● Data for this task
******************************

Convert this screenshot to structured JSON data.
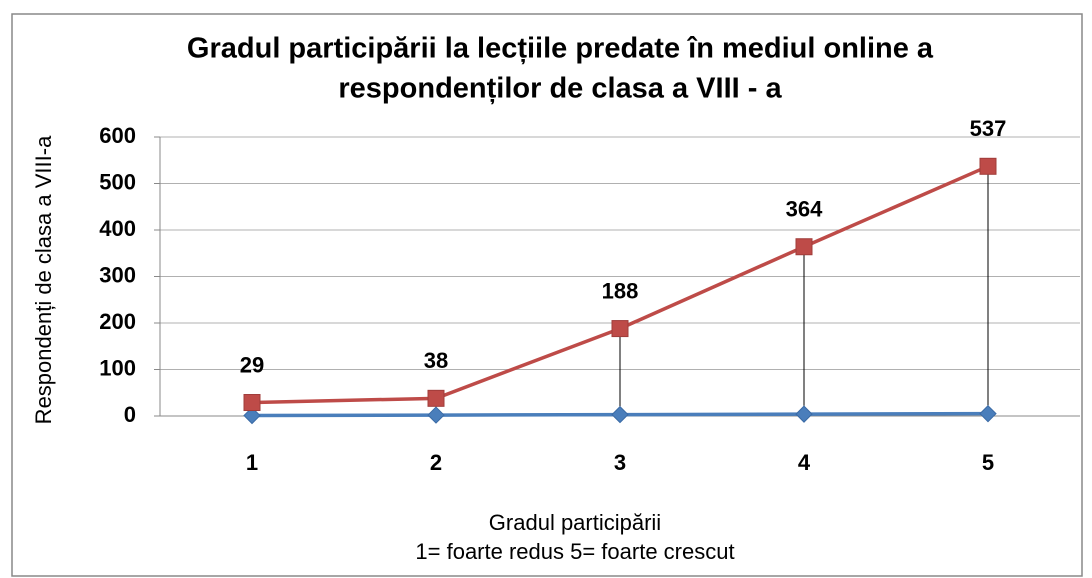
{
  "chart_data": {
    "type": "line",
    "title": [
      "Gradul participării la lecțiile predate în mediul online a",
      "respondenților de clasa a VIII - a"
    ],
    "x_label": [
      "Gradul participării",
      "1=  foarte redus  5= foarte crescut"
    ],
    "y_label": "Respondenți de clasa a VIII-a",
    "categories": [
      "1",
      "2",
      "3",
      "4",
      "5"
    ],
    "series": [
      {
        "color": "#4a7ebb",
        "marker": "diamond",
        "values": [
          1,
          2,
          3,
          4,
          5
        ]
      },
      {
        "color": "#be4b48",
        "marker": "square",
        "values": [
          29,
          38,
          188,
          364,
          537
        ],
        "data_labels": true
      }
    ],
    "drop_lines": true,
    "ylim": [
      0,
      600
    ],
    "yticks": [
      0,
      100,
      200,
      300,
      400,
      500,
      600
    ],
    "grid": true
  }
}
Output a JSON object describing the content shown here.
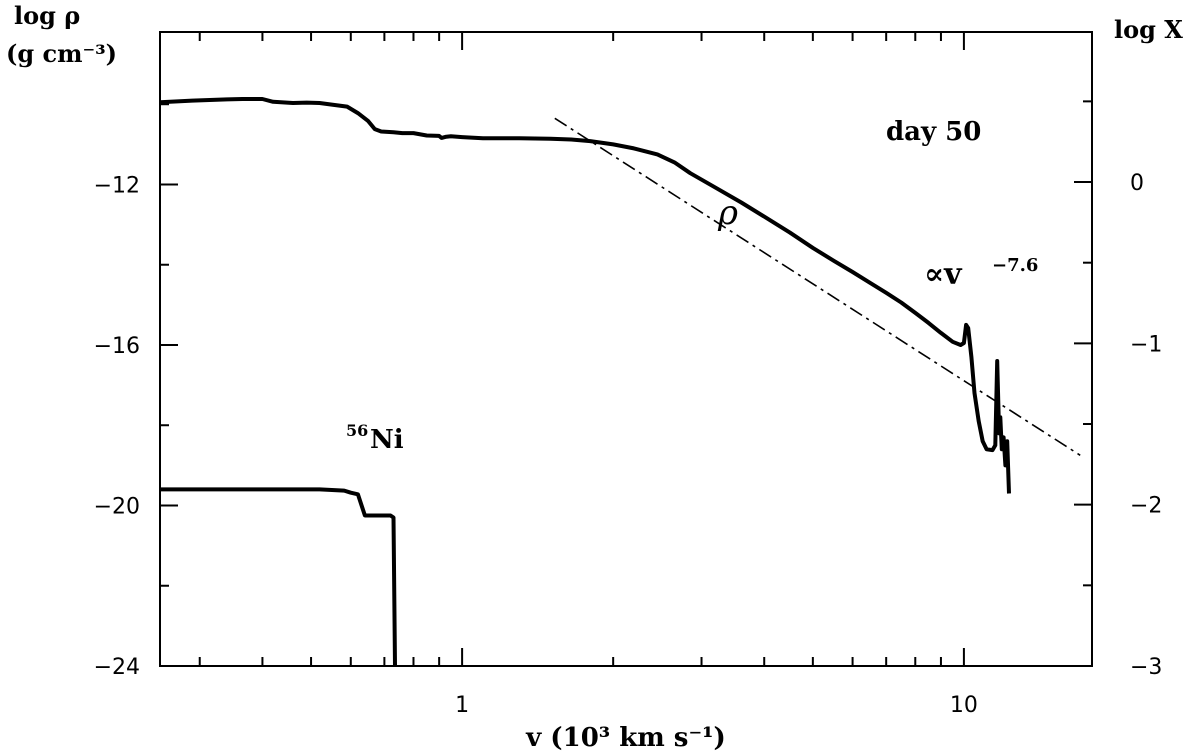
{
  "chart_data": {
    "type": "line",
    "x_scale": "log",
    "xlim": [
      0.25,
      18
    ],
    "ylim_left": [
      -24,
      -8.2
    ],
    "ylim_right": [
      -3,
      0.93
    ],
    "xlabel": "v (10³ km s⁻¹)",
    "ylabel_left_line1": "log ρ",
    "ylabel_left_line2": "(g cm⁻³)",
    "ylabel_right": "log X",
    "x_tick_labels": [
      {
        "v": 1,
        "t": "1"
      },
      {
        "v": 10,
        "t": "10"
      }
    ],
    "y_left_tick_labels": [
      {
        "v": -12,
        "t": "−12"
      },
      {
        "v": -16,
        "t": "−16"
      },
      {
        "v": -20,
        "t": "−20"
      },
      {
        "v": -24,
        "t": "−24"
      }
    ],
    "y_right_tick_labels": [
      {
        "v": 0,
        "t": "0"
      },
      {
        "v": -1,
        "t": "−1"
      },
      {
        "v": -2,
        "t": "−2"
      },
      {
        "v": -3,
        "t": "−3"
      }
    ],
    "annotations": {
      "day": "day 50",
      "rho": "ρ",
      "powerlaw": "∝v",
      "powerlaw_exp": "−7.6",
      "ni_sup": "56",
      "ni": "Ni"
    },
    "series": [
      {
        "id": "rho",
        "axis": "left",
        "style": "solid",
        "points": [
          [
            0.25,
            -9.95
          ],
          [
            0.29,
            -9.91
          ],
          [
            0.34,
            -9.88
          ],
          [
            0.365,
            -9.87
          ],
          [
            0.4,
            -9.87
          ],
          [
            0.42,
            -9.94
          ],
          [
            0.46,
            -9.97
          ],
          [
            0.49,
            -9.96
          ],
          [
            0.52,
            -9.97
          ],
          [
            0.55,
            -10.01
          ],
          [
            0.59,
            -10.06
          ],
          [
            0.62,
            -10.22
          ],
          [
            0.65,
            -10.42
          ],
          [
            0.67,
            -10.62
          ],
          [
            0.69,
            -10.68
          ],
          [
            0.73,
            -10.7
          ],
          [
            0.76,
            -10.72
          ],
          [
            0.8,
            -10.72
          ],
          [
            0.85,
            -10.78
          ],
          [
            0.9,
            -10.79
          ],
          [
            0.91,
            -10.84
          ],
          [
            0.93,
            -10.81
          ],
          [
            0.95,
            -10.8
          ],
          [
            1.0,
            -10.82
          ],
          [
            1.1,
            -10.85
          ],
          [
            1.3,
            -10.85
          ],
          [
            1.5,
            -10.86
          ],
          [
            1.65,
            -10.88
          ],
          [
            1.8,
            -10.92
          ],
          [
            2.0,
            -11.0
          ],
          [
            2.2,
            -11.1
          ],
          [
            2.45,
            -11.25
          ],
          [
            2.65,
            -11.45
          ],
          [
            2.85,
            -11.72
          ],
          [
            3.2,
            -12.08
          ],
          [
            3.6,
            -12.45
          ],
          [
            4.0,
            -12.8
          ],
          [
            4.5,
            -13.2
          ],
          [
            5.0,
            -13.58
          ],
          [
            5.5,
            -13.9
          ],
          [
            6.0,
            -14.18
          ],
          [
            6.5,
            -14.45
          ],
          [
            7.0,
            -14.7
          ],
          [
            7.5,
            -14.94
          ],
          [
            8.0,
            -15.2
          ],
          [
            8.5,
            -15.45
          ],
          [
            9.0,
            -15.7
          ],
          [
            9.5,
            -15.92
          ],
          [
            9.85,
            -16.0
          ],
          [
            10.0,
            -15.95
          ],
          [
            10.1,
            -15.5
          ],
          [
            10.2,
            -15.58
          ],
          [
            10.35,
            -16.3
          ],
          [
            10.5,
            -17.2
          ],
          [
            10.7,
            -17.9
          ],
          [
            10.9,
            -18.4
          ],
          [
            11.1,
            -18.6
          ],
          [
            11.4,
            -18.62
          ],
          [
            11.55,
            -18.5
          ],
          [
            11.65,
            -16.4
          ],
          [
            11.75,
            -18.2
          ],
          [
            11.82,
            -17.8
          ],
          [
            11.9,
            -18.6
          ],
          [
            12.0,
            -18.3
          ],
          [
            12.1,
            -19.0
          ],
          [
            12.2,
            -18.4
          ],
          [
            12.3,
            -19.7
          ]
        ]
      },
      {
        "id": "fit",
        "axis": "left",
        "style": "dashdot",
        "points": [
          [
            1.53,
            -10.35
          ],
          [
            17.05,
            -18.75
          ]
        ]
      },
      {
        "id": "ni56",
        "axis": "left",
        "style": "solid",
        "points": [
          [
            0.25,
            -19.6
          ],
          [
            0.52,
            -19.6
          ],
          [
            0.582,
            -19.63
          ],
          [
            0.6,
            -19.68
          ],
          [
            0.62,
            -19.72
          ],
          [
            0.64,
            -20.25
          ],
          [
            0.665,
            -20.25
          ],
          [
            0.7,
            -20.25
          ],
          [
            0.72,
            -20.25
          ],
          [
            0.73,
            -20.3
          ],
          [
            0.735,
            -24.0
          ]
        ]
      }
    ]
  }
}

******************************

● Do this
The records above are to be reproduced exactly; the pictures are to be left out.

● Output of the exercise
Convert this screenshot to structured JSON data.
{
  "chart_data": {
    "type": "line",
    "title": [
      "Gradul participării la lecțiile predate în mediul online a",
      "respondenților de clasa a VIII - a"
    ],
    "x_label": [
      "Gradul participării",
      "1=  foarte redus  5= foarte crescut"
    ],
    "y_label": "Respondenți de clasa a VIII-a",
    "categories": [
      "1",
      "2",
      "3",
      "4",
      "5"
    ],
    "series": [
      {
        "color": "#4a7ebb",
        "marker": "diamond",
        "values": [
          1,
          2,
          3,
          4,
          5
        ]
      },
      {
        "color": "#be4b48",
        "marker": "square",
        "values": [
          29,
          38,
          188,
          364,
          537
        ],
        "data_labels": true
      }
    ],
    "drop_lines": true,
    "ylim": [
      0,
      600
    ],
    "yticks": [
      0,
      100,
      200,
      300,
      400,
      500,
      600
    ],
    "grid": true
  }
}
Output a JSON object describing the content shown here.
{
  "chart_data": {
    "type": "line",
    "x_scale": "log",
    "xlim": [
      0.25,
      18
    ],
    "ylim_left": [
      -24,
      -8.2
    ],
    "ylim_right": [
      -3,
      0.93
    ],
    "xlabel": "v (10³ km s⁻¹)",
    "ylabel_left_line1": "log ρ",
    "ylabel_left_line2": "(g cm⁻³)",
    "ylabel_right": "log X",
    "x_tick_labels": [
      {
        "v": 1,
        "t": "1"
      },
      {
        "v": 10,
        "t": "10"
      }
    ],
    "y_left_tick_labels": [
      {
        "v": -12,
        "t": "−12"
      },
      {
        "v": -16,
        "t": "−16"
      },
      {
        "v": -20,
        "t": "−20"
      },
      {
        "v": -24,
        "t": "−24"
      }
    ],
    "y_right_tick_labels": [
      {
        "v": 0,
        "t": "0"
      },
      {
        "v": -1,
        "t": "−1"
      },
      {
        "v": -2,
        "t": "−2"
      },
      {
        "v": -3,
        "t": "−3"
      }
    ],
    "annotations": {
      "day": "day 50",
      "rho": "ρ",
      "powerlaw": "∝v",
      "powerlaw_exp": "−7.6",
      "ni_sup": "56",
      "ni": "Ni"
    },
    "series": [
      {
        "id": "rho",
        "axis": "left",
        "style": "solid",
        "points": [
          [
            0.25,
            -9.95
          ],
          [
            0.29,
            -9.91
          ],
          [
            0.34,
            -9.88
          ],
          [
            0.365,
            -9.87
          ],
          [
            0.4,
            -9.87
          ],
          [
            0.42,
            -9.94
          ],
          [
            0.46,
            -9.97
          ],
          [
            0.49,
            -9.96
          ],
          [
            0.52,
            -9.97
          ],
          [
            0.55,
            -10.01
          ],
          [
            0.59,
            -10.06
          ],
          [
            0.62,
            -10.22
          ],
          [
            0.65,
            -10.42
          ],
          [
            0.67,
            -10.62
          ],
          [
            0.69,
            -10.68
          ],
          [
            0.73,
            -10.7
          ],
          [
            0.76,
            -10.72
          ],
          [
            0.8,
            -10.72
          ],
          [
            0.85,
            -10.78
          ],
          [
            0.9,
            -10.79
          ],
          [
            0.91,
            -10.84
          ],
          [
            0.93,
            -10.81
          ],
          [
            0.95,
            -10.8
          ],
          [
            1.0,
            -10.82
          ],
          [
            1.1,
            -10.85
          ],
          [
            1.3,
            -10.85
          ],
          [
            1.5,
            -10.86
          ],
          [
            1.65,
            -10.88
          ],
          [
            1.8,
            -10.92
          ],
          [
            2.0,
            -11.0
          ],
          [
            2.2,
            -11.1
          ],
          [
            2.45,
            -11.25
          ],
          [
            2.65,
            -11.45
          ],
          [
            2.85,
            -11.72
          ],
          [
            3.2,
            -12.08
          ],
          [
            3.6,
            -12.45
          ],
          [
            4.0,
            -12.8
          ],
          [
            4.5,
            -13.2
          ],
          [
            5.0,
            -13.58
          ],
          [
            5.5,
            -13.9
          ],
          [
            6.0,
            -14.18
          ],
          [
            6.5,
            -14.45
          ],
          [
            7.0,
            -14.7
          ],
          [
            7.5,
            -14.94
          ],
          [
            8.0,
            -15.2
          ],
          [
            8.5,
            -15.45
          ],
          [
            9.0,
            -15.7
          ],
          [
            9.5,
            -15.92
          ],
          [
            9.85,
            -16.0
          ],
          [
            10.0,
            -15.95
          ],
          [
            10.1,
            -15.5
          ],
          [
            10.2,
            -15.58
          ],
          [
            10.35,
            -16.3
          ],
          [
            10.5,
            -17.2
          ],
          [
            10.7,
            -17.9
          ],
          [
            10.9,
            -18.4
          ],
          [
            11.1,
            -18.6
          ],
          [
            11.4,
            -18.62
          ],
          [
            11.55,
            -18.5
          ],
          [
            11.65,
            -16.4
          ],
          [
            11.75,
            -18.2
          ],
          [
            11.82,
            -17.8
          ],
          [
            11.9,
            -18.6
          ],
          [
            12.0,
            -18.3
          ],
          [
            12.1,
            -19.0
          ],
          [
            12.2,
            -18.4
          ],
          [
            12.3,
            -19.7
          ]
        ]
      },
      {
        "id": "fit",
        "axis": "left",
        "style": "dashdot",
        "points": [
          [
            1.53,
            -10.35
          ],
          [
            17.05,
            -18.75
          ]
        ]
      },
      {
        "id": "ni56",
        "axis": "left",
        "style": "solid",
        "points": [
          [
            0.25,
            -19.6
          ],
          [
            0.52,
            -19.6
          ],
          [
            0.582,
            -19.63
          ],
          [
            0.6,
            -19.68
          ],
          [
            0.62,
            -19.72
          ],
          [
            0.64,
            -20.25
          ],
          [
            0.665,
            -20.25
          ],
          [
            0.7,
            -20.25
          ],
          [
            0.72,
            -20.25
          ],
          [
            0.73,
            -20.3
          ],
          [
            0.735,
            -24.0
          ]
        ]
      }
    ]
  }
}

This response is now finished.